**REQUEST**
Restate each line of the listing exactly, without carrying over any pictures.

**********

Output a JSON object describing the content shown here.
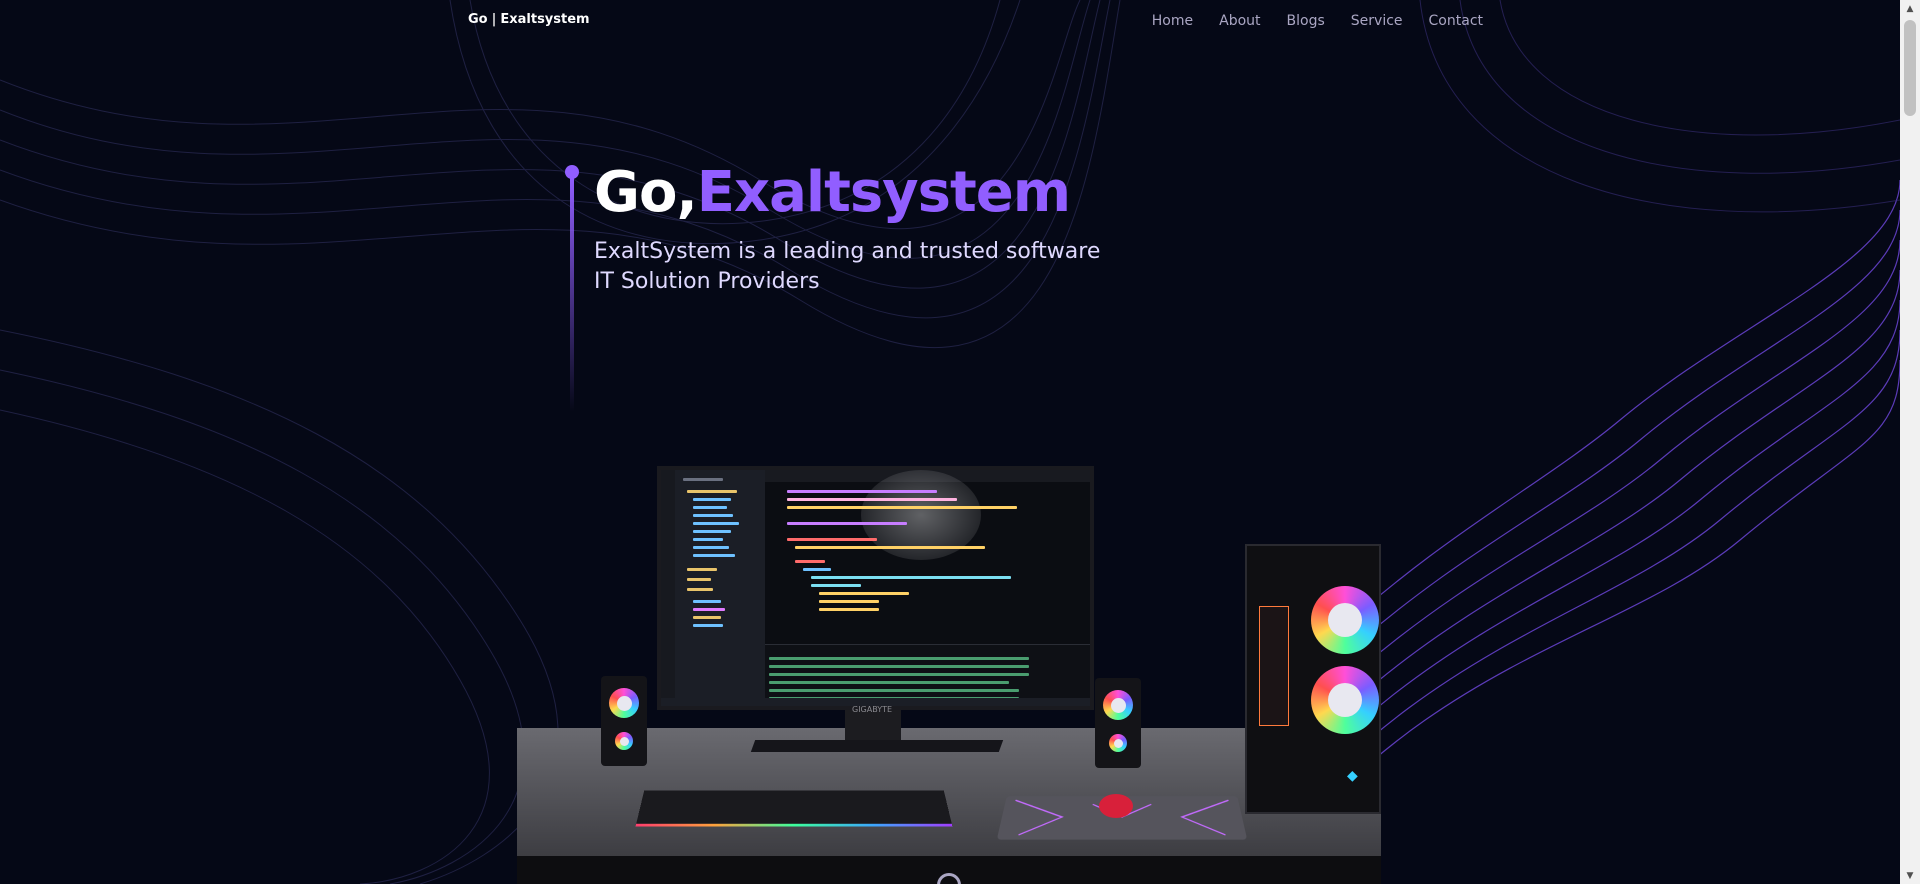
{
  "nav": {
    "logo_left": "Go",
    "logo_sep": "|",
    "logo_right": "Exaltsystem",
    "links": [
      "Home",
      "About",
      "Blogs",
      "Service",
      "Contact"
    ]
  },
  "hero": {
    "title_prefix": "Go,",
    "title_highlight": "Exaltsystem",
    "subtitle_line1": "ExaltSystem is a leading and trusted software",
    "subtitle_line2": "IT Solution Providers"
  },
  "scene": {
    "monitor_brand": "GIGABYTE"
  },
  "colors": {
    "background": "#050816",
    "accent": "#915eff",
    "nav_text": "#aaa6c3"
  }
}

**********

**FINAL RESULT**
Output a JSON object describing the content shown here.
{
  "nav": {
    "logo_left": "Go",
    "logo_sep": "|",
    "logo_right": "Exaltsystem",
    "links": [
      "Home",
      "About",
      "Blogs",
      "Service",
      "Contact"
    ]
  },
  "hero": {
    "title_prefix": "Go,",
    "title_highlight": "Exaltsystem",
    "subtitle_line1": "ExaltSystem is a leading and trusted software",
    "subtitle_line2": "IT Solution Providers"
  },
  "scene": {
    "monitor_brand": "GIGABYTE"
  },
  "colors": {
    "background": "#050816",
    "accent": "#915eff",
    "nav_text": "#aaa6c3"
  }
}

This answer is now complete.